───── MATERIAL

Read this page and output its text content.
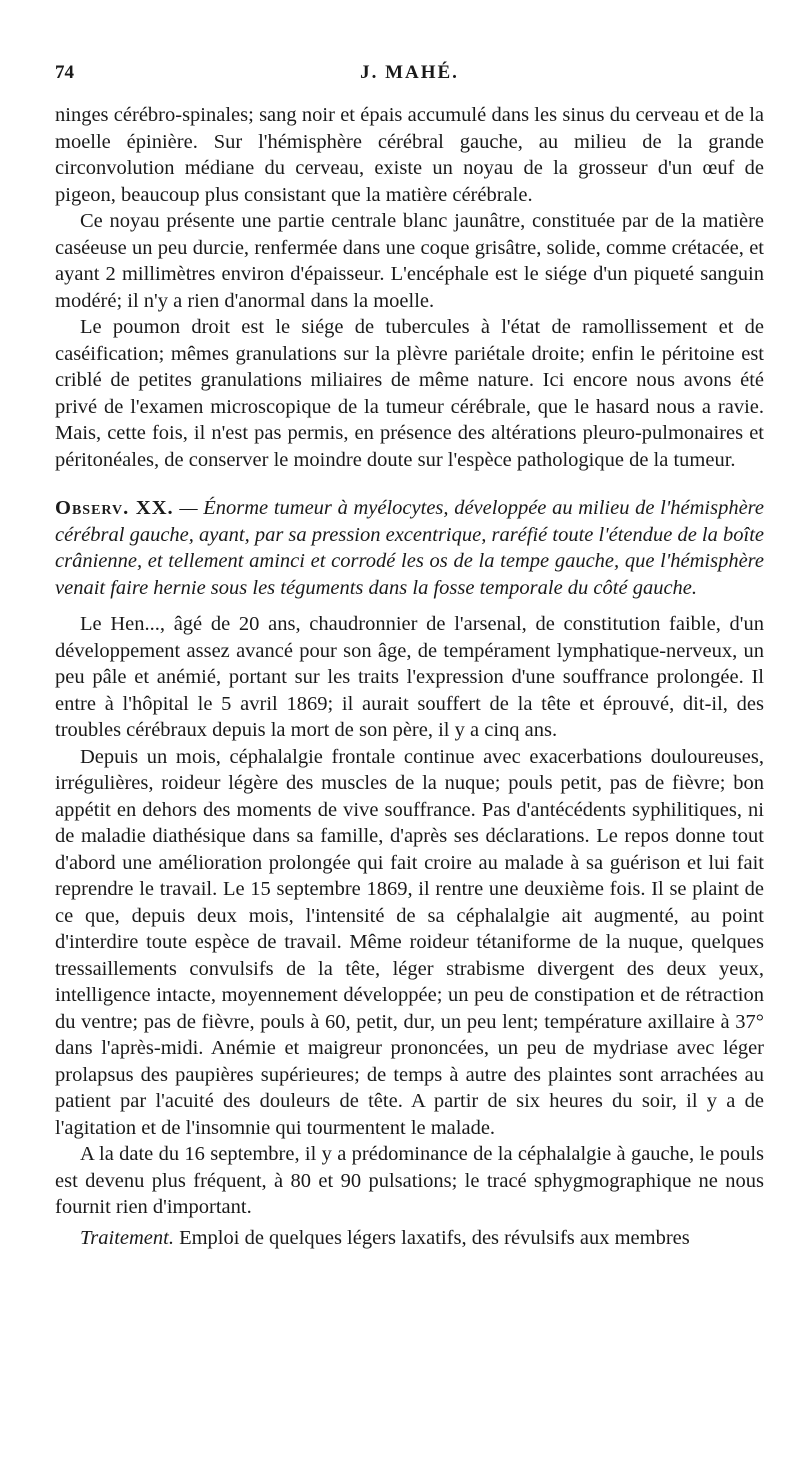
74	J. MAHÉ.

ninges cérébro-spinales; sang noir et épais accumulé dans les sinus du cerveau et de la moelle épinière. Sur l'hémisphère cérébral gauche, au milieu de la grande circonvolution médiane du cerveau, existe un noyau de la grosseur d'un œuf de pigeon, beaucoup plus consistant que la matière cérébrale.

Ce noyau présente une partie centrale blanc jaunâtre, constituée par de la matière caséeuse un peu durcie, renfermée dans une coque grisâtre, solide, comme crétacée, et ayant 2 millimètres environ d'épaisseur. L'encéphale est le siége d'un piqueté sanguin modéré; il n'y a rien d'anormal dans la moelle.

Le poumon droit est le siége de tubercules à l'état de ramollissement et de caséification; mêmes granulations sur la plèvre pariétale droite; enfin le péritoine est criblé de petites granulations miliaires de même nature. Ici encore nous avons été privé de l'examen microscopique de la tumeur cérébrale, que le hasard nous a ravie. Mais, cette fois, il n'est pas permis, en présence des altérations pleuro-pulmonaires et péritonéales, de conserver le moindre doute sur l'espèce pathologique de la tumeur.

Observ. XX. — Énorme tumeur à myélocytes, développée au milieu de l'hémisphère cérébral gauche, ayant, par sa pression excentrique, raréfié toute l'étendue de la boîte crânienne, et tellement aminci et corrodé les os de la tempe gauche, que l'hémisphère venait faire hernie sous les téguments dans la fosse temporale du côté gauche.

Le Hen..., âgé de 20 ans, chaudronnier de l'arsenal, de constitution faible, d'un développement assez avancé pour son âge, de tempérament lymphatique-nerveux, un peu pâle et anémié, portant sur les traits l'expression d'une souffrance prolongée. Il entre à l'hôpital le 5 avril 1869; il aurait souffert de la tête et éprouvé, dit-il, des troubles cérébraux depuis la mort de son père, il y a cinq ans.

Depuis un mois, céphalalgie frontale continue avec exacerbations douloureuses, irrégulières, roideur légère des muscles de la nuque; pouls petit, pas de fièvre; bon appétit en dehors des moments de vive souffrance. Pas d'antécédents syphilitiques, ni de maladie diathésique dans sa famille, d'après ses déclarations. Le repos donne tout d'abord une amélioration prolongée qui fait croire au malade à sa guérison et lui fait reprendre le travail. Le 15 septembre 1869, il rentre une deuxième fois. Il se plaint de ce que, depuis deux mois, l'intensité de sa céphalalgie ait augmenté, au point d'interdire toute espèce de travail. Même roideur tétaniforme de la nuque, quelques tressaillements convulsifs de la tête, léger strabisme divergent des deux yeux, intelligence intacte, moyennement développée; un peu de constipation et de rétraction du ventre; pas de fièvre, pouls à 60, petit, dur, un peu lent; température axillaire à 37° dans l'après-midi. Anémie et maigreur prononcées, un peu de mydriase avec léger prolapsus des paupières supérieures; de temps à autre des plaintes sont arrachées au patient par l'acuité des douleurs de tête. A partir de six heures du soir, il y a de l'agitation et de l'insomnie qui tourmentent le malade.

A la date du 16 septembre, il y a prédominance de la céphalalgie à gauche, le pouls est devenu plus fréquent, à 80 et 90 pulsations; le tracé sphygmographique ne nous fournit rien d'important.

Traitement. Emploi de quelques légers laxatifs, des révulsifs aux membres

──────────

▶ [WORK REQUIRED]
Find the word "pouls" in the entries above and gather every line that holds it.

▶ [FINAL RESULT]
Depuis un mois, céphalalgie frontale continue avec exacerbations douloureuses, irrégulières, roideur légère des muscles de la nuque; pouls petit, pas de fièvre; bon appétit en dehors des moments de vive souffrance. Pas d'antécédents syphilitiques, ni de maladie diathésique dans sa famille, d'après ses déclarations. Le repos donne tout d'abord une amélioration prolongée qui fait croire au malade à sa guérison et lui fait reprendre le travail. Le 15 septembre 1869, il rentre une deuxième fois. Il se plaint de ce que, depuis deux mois, l'intensité de sa céphalalgie ait augmenté, au point d'interdire toute espèce de travail. Même roideur tétaniforme de la nuque, quelques tressaillements convulsifs de la tête, léger strabisme divergent des deux yeux, intelligence intacte, moyennement développée; un peu de constipation et de rétraction du ventre; pas de fièvre, pouls à 60, petit, dur, un peu lent; température axillaire à 37° dans l'après-midi. Anémie et maigreur prononcées, un peu de mydriase avec léger prolapsus des paupières supérieures; de temps à autre des plaintes sont arrachées au patient par l'acuité des douleurs de tête. A partir de six heures du soir, il y a de l'agitation et de l'insomnie qui tourmentent le malade.
A la date du 16 septembre, il y a prédominance de la céphalalgie à gauche, le pouls est devenu plus fréquent, à 80 et 90 pulsations; le tracé sphygmographique ne nous fournit rien d'important.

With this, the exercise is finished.